◆ TO DO
Restate the full set of records exactly, word for word.

[Start of EXERCISE INPUTS]

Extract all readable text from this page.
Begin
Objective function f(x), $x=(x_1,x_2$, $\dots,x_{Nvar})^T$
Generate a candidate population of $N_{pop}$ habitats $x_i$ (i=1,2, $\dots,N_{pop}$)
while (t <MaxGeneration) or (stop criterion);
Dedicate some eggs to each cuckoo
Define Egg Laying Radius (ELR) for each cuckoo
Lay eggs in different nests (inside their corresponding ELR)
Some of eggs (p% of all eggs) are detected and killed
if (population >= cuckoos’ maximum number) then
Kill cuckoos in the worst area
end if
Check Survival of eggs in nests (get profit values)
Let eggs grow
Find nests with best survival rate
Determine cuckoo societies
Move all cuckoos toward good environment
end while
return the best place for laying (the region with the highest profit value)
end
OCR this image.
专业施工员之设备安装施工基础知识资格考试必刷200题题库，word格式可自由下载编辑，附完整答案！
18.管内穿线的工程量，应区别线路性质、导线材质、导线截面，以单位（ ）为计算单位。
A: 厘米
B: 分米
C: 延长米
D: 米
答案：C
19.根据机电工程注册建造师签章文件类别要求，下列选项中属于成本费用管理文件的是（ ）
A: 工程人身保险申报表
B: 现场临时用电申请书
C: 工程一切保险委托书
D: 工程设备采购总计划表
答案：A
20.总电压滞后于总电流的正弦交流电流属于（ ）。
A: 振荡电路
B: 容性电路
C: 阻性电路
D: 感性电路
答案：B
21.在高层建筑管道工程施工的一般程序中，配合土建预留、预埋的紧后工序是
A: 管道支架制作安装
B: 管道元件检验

[End of EXERCISE INPUTS]

◆ RESULT OF THIS TASK
Extract all readable text from this page.
Begin
Objective function f(x), $x=(x_1,x_2$, $\dots,x_{Nvar})^T$
Generate a candidate population of $N_{pop}$ habitats $x_i$ (i=1,2, $\dots,N_{pop}$)
while (t <MaxGeneration) or (stop criterion);
Dedicate some eggs to each cuckoo
Define Egg Laying Radius (ELR) for each cuckoo
Lay eggs in different nests (inside their corresponding ELR)
Some of eggs (p% of all eggs) are detected and killed
if (population >= cuckoos’ maximum number) then
Kill cuckoos in the worst area
end if
Check Survival of eggs in nests (get profit values)
Let eggs grow
Find nests with best survival rate
Determine cuckoo societies
Move all cuckoos toward good environment
end while
return the best place for laying (the region with the highest profit value)
end
OCR this image.
专业施工员之设备安装施工基础知识资格考试必刷200题题库，word格式可自由下载编辑，附完整答案！
18.管内穿线的工程量，应区别线路性质、导线材质、导线截面，以单位（ ）为计算单位。
A: 厘米
B: 分米
C: 延长米
D: 米
答案：C
19.根据机电工程注册建造师签章文件类别要求，下列选项中属于成本费用管理文件的是（ ）
A: 工程人身保险申报表
B: 现场临时用电申请书
C: 工程一切保险委托书
D: 工程设备采购总计划表
答案：A
20.总电压滞后于总电流的正弦交流电流属于（ ）。
A: 振荡电路
B: 容性电路
C: 阻性电路
D: 感性电路
答案：B
21.在高层建筑管道工程施工的一般程序中，配合土建预留、预埋的紧后工序是
A: 管道支架制作安装
B: 管道元件检验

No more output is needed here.